### Task prompt
Wherever a line in the data below holds "tuyên", copy that line.

Items from a dataset:
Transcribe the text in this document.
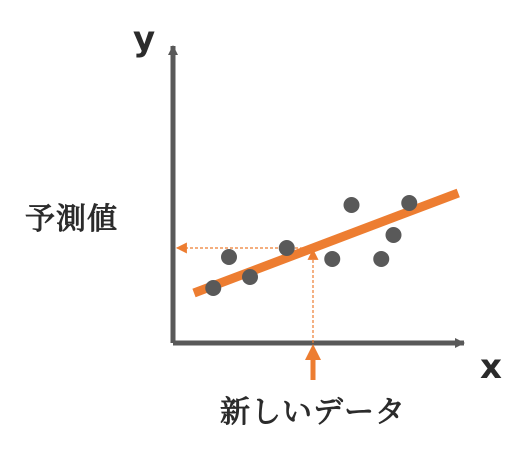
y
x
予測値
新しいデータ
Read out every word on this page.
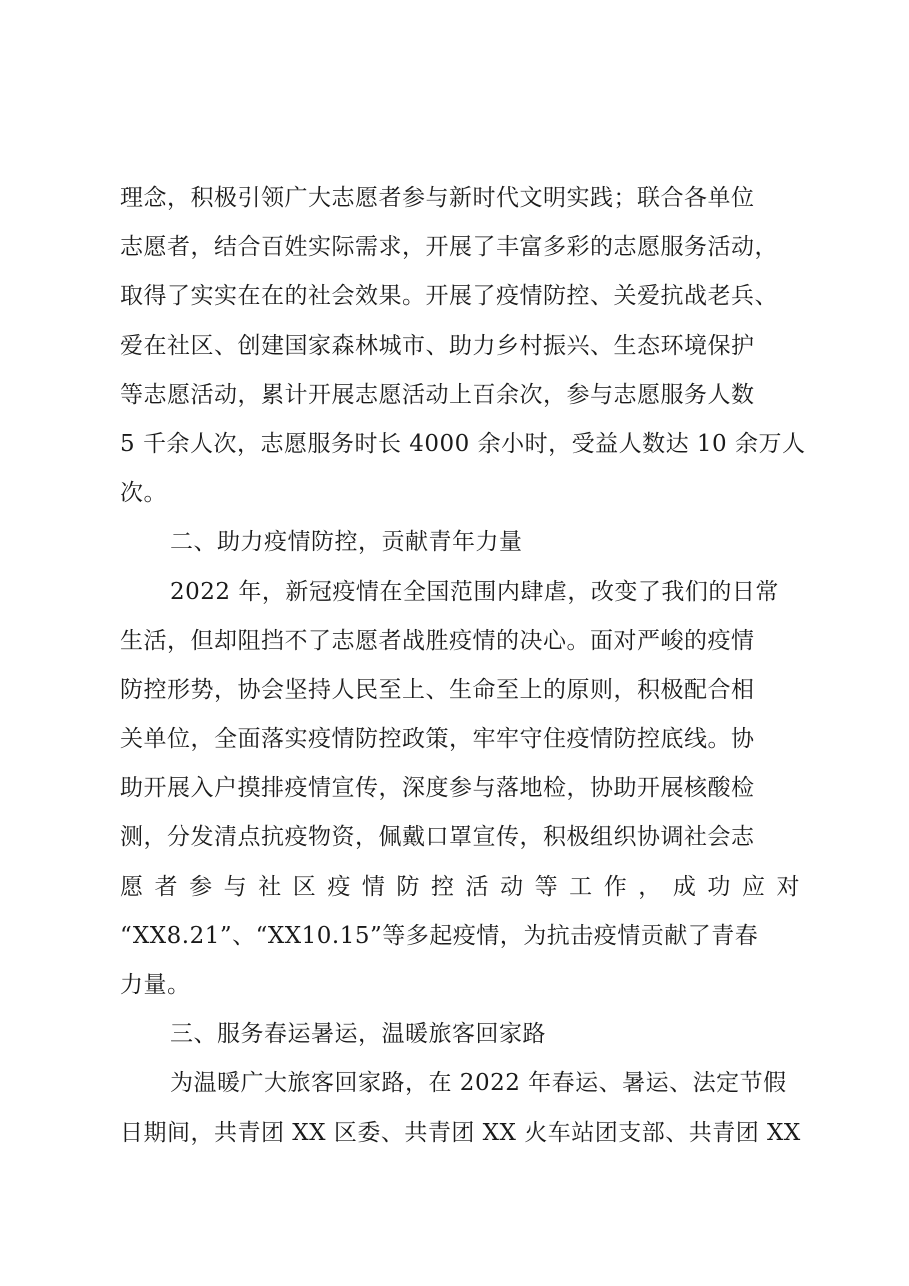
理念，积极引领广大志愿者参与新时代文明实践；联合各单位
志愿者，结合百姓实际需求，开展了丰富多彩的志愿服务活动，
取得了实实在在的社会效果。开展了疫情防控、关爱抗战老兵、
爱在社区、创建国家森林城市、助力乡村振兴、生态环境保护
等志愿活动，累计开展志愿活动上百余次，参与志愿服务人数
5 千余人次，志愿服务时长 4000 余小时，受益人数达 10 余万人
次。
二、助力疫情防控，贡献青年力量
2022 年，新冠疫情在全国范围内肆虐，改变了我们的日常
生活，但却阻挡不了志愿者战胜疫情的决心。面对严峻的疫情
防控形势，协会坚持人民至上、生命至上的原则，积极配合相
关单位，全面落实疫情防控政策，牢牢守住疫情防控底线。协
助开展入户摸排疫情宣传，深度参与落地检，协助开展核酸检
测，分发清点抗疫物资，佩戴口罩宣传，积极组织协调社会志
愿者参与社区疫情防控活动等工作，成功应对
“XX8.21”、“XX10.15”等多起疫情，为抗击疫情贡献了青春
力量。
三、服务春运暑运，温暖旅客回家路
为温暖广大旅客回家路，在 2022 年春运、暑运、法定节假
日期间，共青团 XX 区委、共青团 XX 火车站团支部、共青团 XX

==

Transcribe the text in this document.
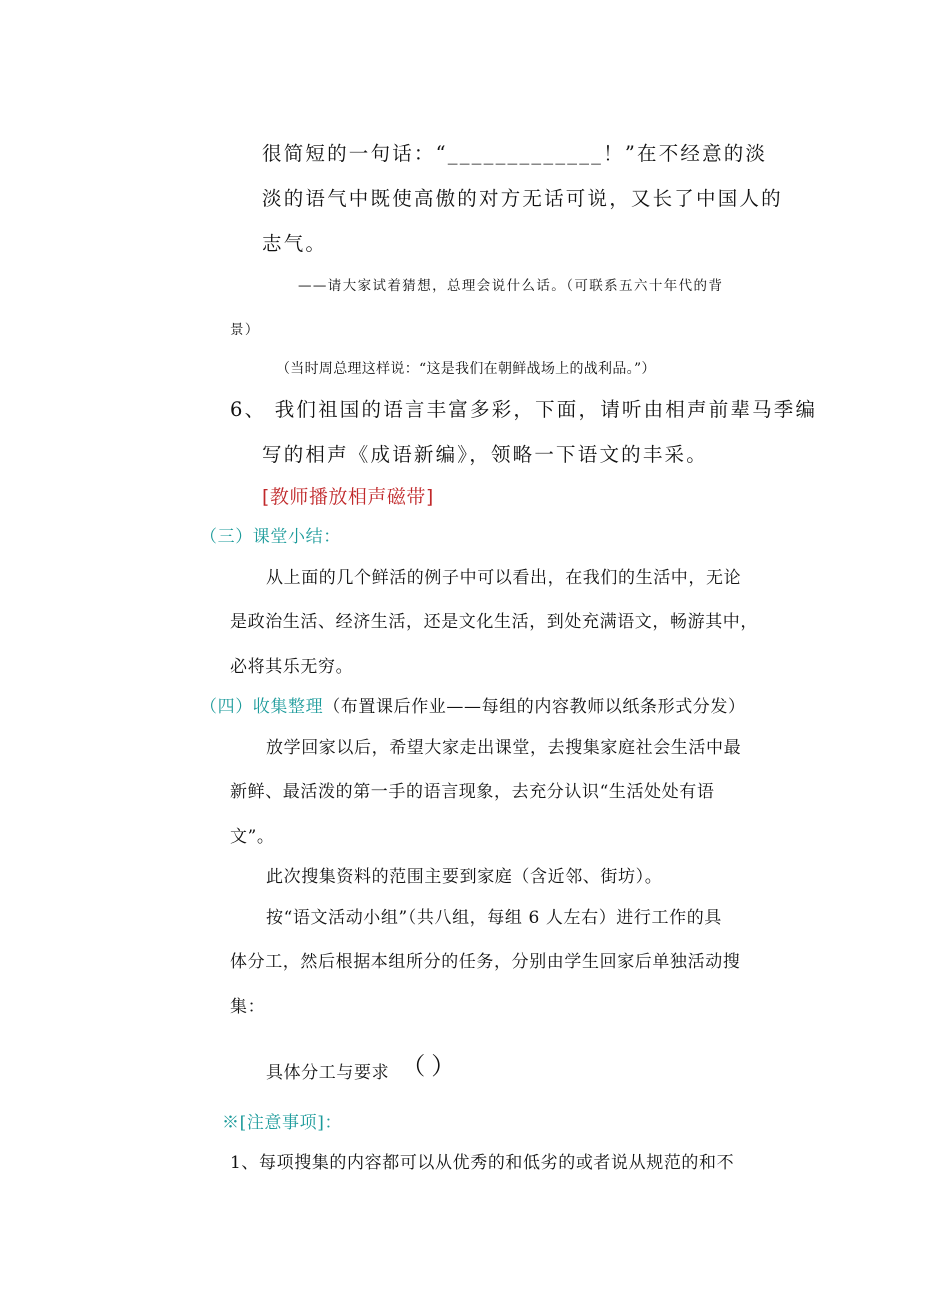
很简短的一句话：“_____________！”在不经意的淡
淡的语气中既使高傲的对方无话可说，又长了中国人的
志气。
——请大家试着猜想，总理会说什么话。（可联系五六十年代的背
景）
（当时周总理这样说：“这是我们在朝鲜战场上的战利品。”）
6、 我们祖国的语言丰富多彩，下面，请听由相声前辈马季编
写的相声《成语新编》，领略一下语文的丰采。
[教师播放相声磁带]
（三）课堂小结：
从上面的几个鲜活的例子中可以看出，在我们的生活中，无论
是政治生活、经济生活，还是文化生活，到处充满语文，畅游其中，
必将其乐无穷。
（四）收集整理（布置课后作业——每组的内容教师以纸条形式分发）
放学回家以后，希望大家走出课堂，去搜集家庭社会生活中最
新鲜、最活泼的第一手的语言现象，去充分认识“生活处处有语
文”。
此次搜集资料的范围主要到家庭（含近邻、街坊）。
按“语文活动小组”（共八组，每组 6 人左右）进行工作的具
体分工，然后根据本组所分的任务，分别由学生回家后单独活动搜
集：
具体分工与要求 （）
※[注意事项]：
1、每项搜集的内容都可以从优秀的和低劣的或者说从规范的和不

---

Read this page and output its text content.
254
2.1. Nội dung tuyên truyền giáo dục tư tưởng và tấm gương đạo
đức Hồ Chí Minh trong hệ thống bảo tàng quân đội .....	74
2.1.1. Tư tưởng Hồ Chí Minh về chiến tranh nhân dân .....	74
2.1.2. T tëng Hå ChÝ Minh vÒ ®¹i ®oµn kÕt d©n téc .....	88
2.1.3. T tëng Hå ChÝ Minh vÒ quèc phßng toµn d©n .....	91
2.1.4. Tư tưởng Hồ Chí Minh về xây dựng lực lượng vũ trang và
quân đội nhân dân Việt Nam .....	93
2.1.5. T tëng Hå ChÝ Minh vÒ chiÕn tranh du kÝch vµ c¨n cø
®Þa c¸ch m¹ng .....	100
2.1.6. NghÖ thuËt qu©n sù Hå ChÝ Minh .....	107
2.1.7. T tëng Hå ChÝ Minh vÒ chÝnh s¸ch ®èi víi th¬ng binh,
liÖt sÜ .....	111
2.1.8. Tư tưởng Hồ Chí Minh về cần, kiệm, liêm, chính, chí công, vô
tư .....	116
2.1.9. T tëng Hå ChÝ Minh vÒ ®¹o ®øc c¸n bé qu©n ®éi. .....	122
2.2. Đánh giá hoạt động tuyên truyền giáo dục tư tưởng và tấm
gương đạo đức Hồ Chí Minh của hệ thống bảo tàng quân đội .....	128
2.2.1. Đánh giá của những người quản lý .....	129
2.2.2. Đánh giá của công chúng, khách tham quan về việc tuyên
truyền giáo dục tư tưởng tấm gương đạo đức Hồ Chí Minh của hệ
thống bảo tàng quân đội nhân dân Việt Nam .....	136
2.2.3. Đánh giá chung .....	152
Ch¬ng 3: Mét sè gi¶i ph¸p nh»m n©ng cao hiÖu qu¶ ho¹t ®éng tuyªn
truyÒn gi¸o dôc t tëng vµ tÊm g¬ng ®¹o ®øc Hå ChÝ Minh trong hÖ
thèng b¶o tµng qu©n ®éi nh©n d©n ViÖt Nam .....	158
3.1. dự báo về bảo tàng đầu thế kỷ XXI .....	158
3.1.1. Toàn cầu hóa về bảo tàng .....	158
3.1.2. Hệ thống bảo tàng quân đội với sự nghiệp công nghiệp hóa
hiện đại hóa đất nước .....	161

### Result of the task
2.1. Nội dung tuyên truyền giáo dục tư tưởng và tấm gương đạo
2.2. Đánh giá hoạt động tuyên truyền giáo dục tư tưởng và tấm
2.2.2. Đánh giá của công chúng, khách tham quan về việc tuyên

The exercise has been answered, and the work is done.